* The request:
Please output the records below in full, exactly as given, but without the images.

* Source records:
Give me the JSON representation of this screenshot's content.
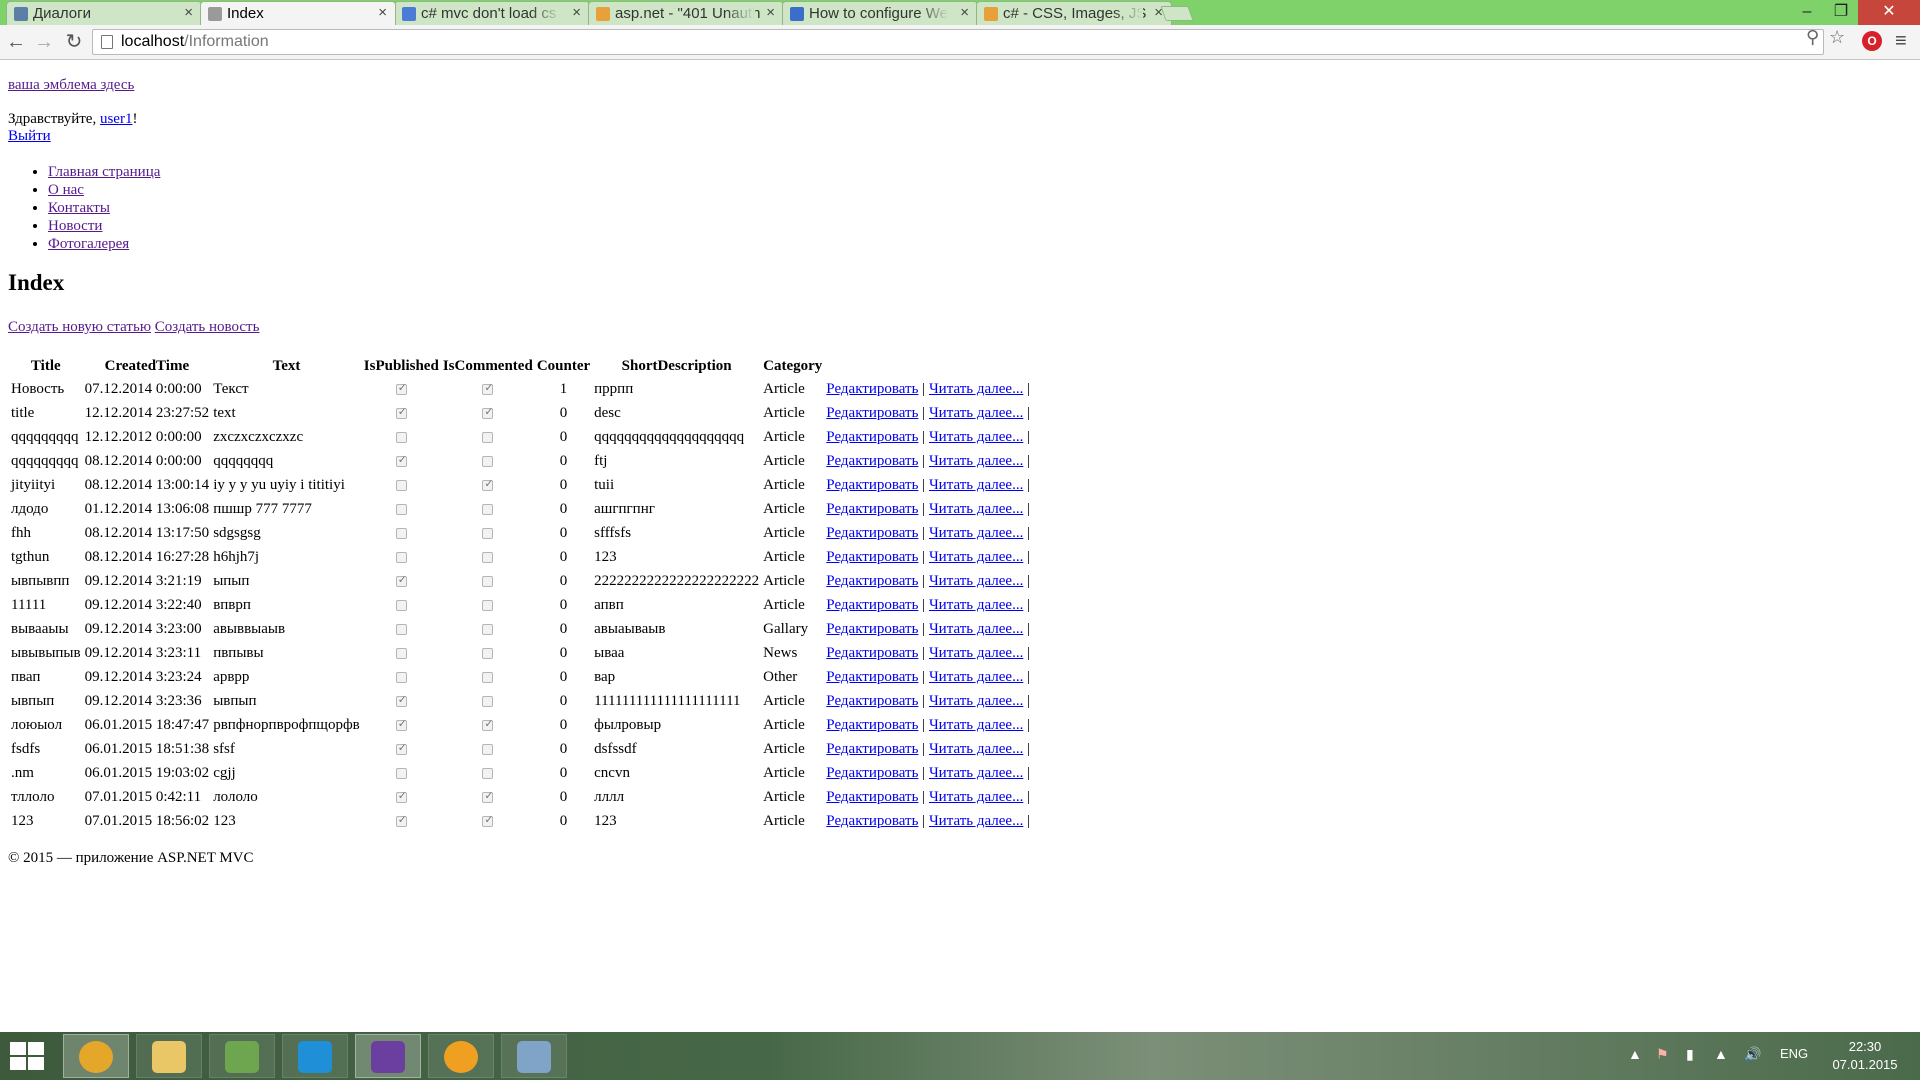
{
  "tabs": [
    {
      "label": "Диалоги",
      "icon": "vk-icon",
      "color": "#5b7fa6"
    },
    {
      "label": "Index",
      "icon": "page-icon",
      "color": "#9a9a9a"
    },
    {
      "label": "c# mvc don't load cs",
      "icon": "google-icon",
      "color": "#4b7bd4"
    },
    {
      "label": "asp.net - \"401 Unauth",
      "icon": "stackoverflow-icon",
      "color": "#e8a13a"
    },
    {
      "label": "How to configure We",
      "icon": "loading-icon",
      "color": "#3a6ec9"
    },
    {
      "label": "c# - CSS, Images, JS",
      "icon": "stackoverflow-icon",
      "color": "#e8a13a"
    }
  ],
  "address": {
    "host": "localhost",
    "path": "/Information"
  },
  "site": {
    "logo_link": "ваша эмблема здесь",
    "greeting_prefix": "Здравствуйте, ",
    "username": "user1",
    "greeting_suffix": "!",
    "logout": "Выйти",
    "nav": [
      "Главная страница",
      "О нас",
      "Контакты",
      "Новости",
      "Фотогалерея"
    ],
    "heading": "Index",
    "create_article": "Создать новую статью",
    "create_news": "Создать новость",
    "footer": "© 2015 — приложение ASP.NET MVC"
  },
  "table": {
    "headers": [
      "Title",
      "CreatedTime",
      "Text",
      "IsPublished",
      "IsCommented",
      "Counter",
      "ShortDescription",
      "Category"
    ],
    "edit_label": "Редактировать",
    "read_label": "Читать далее...",
    "separator": "|",
    "rows": [
      {
        "title": "Новость",
        "created": "07.12.2014 0:00:00",
        "text": "Текст",
        "published": true,
        "commented": true,
        "counter": "1",
        "short": "пррпп",
        "category": "Article"
      },
      {
        "title": "title",
        "created": "12.12.2014 23:27:52",
        "text": "text",
        "published": true,
        "commented": true,
        "counter": "0",
        "short": "desc",
        "category": "Article"
      },
      {
        "title": "qqqqqqqqq",
        "created": "12.12.2012 0:00:00",
        "text": "zxczxczxczxzc",
        "published": false,
        "commented": false,
        "counter": "0",
        "short": "qqqqqqqqqqqqqqqqqqqq",
        "category": "Article"
      },
      {
        "title": "qqqqqqqqq",
        "created": "08.12.2014 0:00:00",
        "text": "qqqqqqqq",
        "published": true,
        "commented": false,
        "counter": "0",
        "short": "ftj",
        "category": "Article"
      },
      {
        "title": "jityiityi",
        "created": "08.12.2014 13:00:14",
        "text": "iy y y yu uyiy i tititiyi",
        "published": false,
        "commented": true,
        "counter": "0",
        "short": "tuii",
        "category": "Article"
      },
      {
        "title": "лдодо",
        "created": "01.12.2014 13:06:08",
        "text": "пшшр 777 7777",
        "published": false,
        "commented": false,
        "counter": "0",
        "short": "ашгпгпнг",
        "category": "Article"
      },
      {
        "title": "fhh",
        "created": "08.12.2014 13:17:50",
        "text": "sdgsgsg",
        "published": false,
        "commented": false,
        "counter": "0",
        "short": "sfffsfs",
        "category": "Article"
      },
      {
        "title": "tgthun",
        "created": "08.12.2014 16:27:28",
        "text": "h6hjh7j",
        "published": false,
        "commented": false,
        "counter": "0",
        "short": "123",
        "category": "Article"
      },
      {
        "title": "ывпывпп",
        "created": "09.12.2014 3:21:19",
        "text": "ыпып",
        "published": true,
        "commented": false,
        "counter": "0",
        "short": "2222222222222222222222",
        "category": "Article"
      },
      {
        "title": "11111",
        "created": "09.12.2014 3:22:40",
        "text": "впврп",
        "published": false,
        "commented": false,
        "counter": "0",
        "short": "апвп",
        "category": "Article"
      },
      {
        "title": "вывааыы",
        "created": "09.12.2014 3:23:00",
        "text": "авыввыаыв",
        "published": false,
        "commented": false,
        "counter": "0",
        "short": "авыаываыв",
        "category": "Gallary"
      },
      {
        "title": "ывывыпыв",
        "created": "09.12.2014 3:23:11",
        "text": "пвпывы",
        "published": false,
        "commented": false,
        "counter": "0",
        "short": "ываа",
        "category": "News"
      },
      {
        "title": "пвап",
        "created": "09.12.2014 3:23:24",
        "text": "арврр",
        "published": false,
        "commented": false,
        "counter": "0",
        "short": "вар",
        "category": "Other"
      },
      {
        "title": "ывпып",
        "created": "09.12.2014 3:23:36",
        "text": "ывпып",
        "published": true,
        "commented": false,
        "counter": "0",
        "short": "111111111111111111111",
        "category": "Article"
      },
      {
        "title": "лоюыол",
        "created": "06.01.2015 18:47:47",
        "text": "рвпфнорпврофпщорфв",
        "published": true,
        "commented": true,
        "counter": "0",
        "short": "фылровыр",
        "category": "Article"
      },
      {
        "title": "fsdfs",
        "created": "06.01.2015 18:51:38",
        "text": "sfsf",
        "published": true,
        "commented": false,
        "counter": "0",
        "short": "dsfssdf",
        "category": "Article"
      },
      {
        "title": ".nm",
        "created": "06.01.2015 19:03:02",
        "text": "cgjj",
        "published": false,
        "commented": false,
        "counter": "0",
        "short": "cncvn",
        "category": "Article"
      },
      {
        "title": "тллоло",
        "created": "07.01.2015 0:42:11",
        "text": "лололо",
        "published": true,
        "commented": true,
        "counter": "0",
        "short": "лллл",
        "category": "Article"
      },
      {
        "title": "123",
        "created": "07.01.2015 18:56:02",
        "text": "123",
        "published": true,
        "commented": true,
        "counter": "0",
        "short": "123",
        "category": "Article"
      }
    ]
  },
  "taskbar": {
    "apps": [
      {
        "name": "chrome",
        "icon": "chrome-icon",
        "color": "#e5a72a",
        "active": true
      },
      {
        "name": "explorer",
        "icon": "folder-icon",
        "color": "#e9c666",
        "active": false
      },
      {
        "name": "image-editor",
        "icon": "paint-icon",
        "color": "#6ea64f",
        "active": false
      },
      {
        "name": "webstorm",
        "icon": "webstorm-icon",
        "color": "#1f8fd8",
        "active": false
      },
      {
        "name": "visual-studio",
        "icon": "visual-studio-icon",
        "color": "#6b3fa0",
        "active": true
      },
      {
        "name": "aimp",
        "icon": "aimp-icon",
        "color": "#f0a020",
        "active": false
      },
      {
        "name": "network-app",
        "icon": "network-app-icon",
        "color": "#7fa4c8",
        "active": false
      }
    ],
    "language": "ENG",
    "time": "22:30",
    "date": "07.01.2015"
  }
}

* Answer in full:
Give me the JSON representation of this screenshot's content.
{
  "tabs": [
    {
      "label": "Диалоги",
      "icon": "vk-icon",
      "color": "#5b7fa6"
    },
    {
      "label": "Index",
      "icon": "page-icon",
      "color": "#9a9a9a"
    },
    {
      "label": "c# mvc don't load cs",
      "icon": "google-icon",
      "color": "#4b7bd4"
    },
    {
      "label": "asp.net - \"401 Unauth",
      "icon": "stackoverflow-icon",
      "color": "#e8a13a"
    },
    {
      "label": "How to configure We",
      "icon": "loading-icon",
      "color": "#3a6ec9"
    },
    {
      "label": "c# - CSS, Images, JS",
      "icon": "stackoverflow-icon",
      "color": "#e8a13a"
    }
  ],
  "address": {
    "host": "localhost",
    "path": "/Information"
  },
  "site": {
    "logo_link": "ваша эмблема здесь",
    "greeting_prefix": "Здравствуйте, ",
    "username": "user1",
    "greeting_suffix": "!",
    "logout": "Выйти",
    "nav": [
      "Главная страница",
      "О нас",
      "Контакты",
      "Новости",
      "Фотогалерея"
    ],
    "heading": "Index",
    "create_article": "Создать новую статью",
    "create_news": "Создать новость",
    "footer": "© 2015 — приложение ASP.NET MVC"
  },
  "table": {
    "headers": [
      "Title",
      "CreatedTime",
      "Text",
      "IsPublished",
      "IsCommented",
      "Counter",
      "ShortDescription",
      "Category"
    ],
    "edit_label": "Редактировать",
    "read_label": "Читать далее...",
    "separator": "|",
    "rows": [
      {
        "title": "Новость",
        "created": "07.12.2014 0:00:00",
        "text": "Текст",
        "published": true,
        "commented": true,
        "counter": "1",
        "short": "пррпп",
        "category": "Article"
      },
      {
        "title": "title",
        "created": "12.12.2014 23:27:52",
        "text": "text",
        "published": true,
        "commented": true,
        "counter": "0",
        "short": "desc",
        "category": "Article"
      },
      {
        "title": "qqqqqqqqq",
        "created": "12.12.2012 0:00:00",
        "text": "zxczxczxczxzc",
        "published": false,
        "commented": false,
        "counter": "0",
        "short": "qqqqqqqqqqqqqqqqqqqq",
        "category": "Article"
      },
      {
        "title": "qqqqqqqqq",
        "created": "08.12.2014 0:00:00",
        "text": "qqqqqqqq",
        "published": true,
        "commented": false,
        "counter": "0",
        "short": "ftj",
        "category": "Article"
      },
      {
        "title": "jityiityi",
        "created": "08.12.2014 13:00:14",
        "text": "iy y y yu uyiy i tititiyi",
        "published": false,
        "commented": true,
        "counter": "0",
        "short": "tuii",
        "category": "Article"
      },
      {
        "title": "лдодо",
        "created": "01.12.2014 13:06:08",
        "text": "пшшр 777 7777",
        "published": false,
        "commented": false,
        "counter": "0",
        "short": "ашгпгпнг",
        "category": "Article"
      },
      {
        "title": "fhh",
        "created": "08.12.2014 13:17:50",
        "text": "sdgsgsg",
        "published": false,
        "commented": false,
        "counter": "0",
        "short": "sfffsfs",
        "category": "Article"
      },
      {
        "title": "tgthun",
        "created": "08.12.2014 16:27:28",
        "text": "h6hjh7j",
        "published": false,
        "commented": false,
        "counter": "0",
        "short": "123",
        "category": "Article"
      },
      {
        "title": "ывпывпп",
        "created": "09.12.2014 3:21:19",
        "text": "ыпып",
        "published": true,
        "commented": false,
        "counter": "0",
        "short": "2222222222222222222222",
        "category": "Article"
      },
      {
        "title": "11111",
        "created": "09.12.2014 3:22:40",
        "text": "впврп",
        "published": false,
        "commented": false,
        "counter": "0",
        "short": "апвп",
        "category": "Article"
      },
      {
        "title": "вывааыы",
        "created": "09.12.2014 3:23:00",
        "text": "авыввыаыв",
        "published": false,
        "commented": false,
        "counter": "0",
        "short": "авыаываыв",
        "category": "Gallary"
      },
      {
        "title": "ывывыпыв",
        "created": "09.12.2014 3:23:11",
        "text": "пвпывы",
        "published": false,
        "commented": false,
        "counter": "0",
        "short": "ываа",
        "category": "News"
      },
      {
        "title": "пвап",
        "created": "09.12.2014 3:23:24",
        "text": "арврр",
        "published": false,
        "commented": false,
        "counter": "0",
        "short": "вар",
        "category": "Other"
      },
      {
        "title": "ывпып",
        "created": "09.12.2014 3:23:36",
        "text": "ывпып",
        "published": true,
        "commented": false,
        "counter": "0",
        "short": "111111111111111111111",
        "category": "Article"
      },
      {
        "title": "лоюыол",
        "created": "06.01.2015 18:47:47",
        "text": "рвпфнорпврофпщорфв",
        "published": true,
        "commented": true,
        "counter": "0",
        "short": "фылровыр",
        "category": "Article"
      },
      {
        "title": "fsdfs",
        "created": "06.01.2015 18:51:38",
        "text": "sfsf",
        "published": true,
        "commented": false,
        "counter": "0",
        "short": "dsfssdf",
        "category": "Article"
      },
      {
        "title": ".nm",
        "created": "06.01.2015 19:03:02",
        "text": "cgjj",
        "published": false,
        "commented": false,
        "counter": "0",
        "short": "cncvn",
        "category": "Article"
      },
      {
        "title": "тллоло",
        "created": "07.01.2015 0:42:11",
        "text": "лололо",
        "published": true,
        "commented": true,
        "counter": "0",
        "short": "лллл",
        "category": "Article"
      },
      {
        "title": "123",
        "created": "07.01.2015 18:56:02",
        "text": "123",
        "published": true,
        "commented": true,
        "counter": "0",
        "short": "123",
        "category": "Article"
      }
    ]
  },
  "taskbar": {
    "apps": [
      {
        "name": "chrome",
        "icon": "chrome-icon",
        "color": "#e5a72a",
        "active": true
      },
      {
        "name": "explorer",
        "icon": "folder-icon",
        "color": "#e9c666",
        "active": false
      },
      {
        "name": "image-editor",
        "icon": "paint-icon",
        "color": "#6ea64f",
        "active": false
      },
      {
        "name": "webstorm",
        "icon": "webstorm-icon",
        "color": "#1f8fd8",
        "active": false
      },
      {
        "name": "visual-studio",
        "icon": "visual-studio-icon",
        "color": "#6b3fa0",
        "active": true
      },
      {
        "name": "aimp",
        "icon": "aimp-icon",
        "color": "#f0a020",
        "active": false
      },
      {
        "name": "network-app",
        "icon": "network-app-icon",
        "color": "#7fa4c8",
        "active": false
      }
    ],
    "language": "ENG",
    "time": "22:30",
    "date": "07.01.2015"
  }
}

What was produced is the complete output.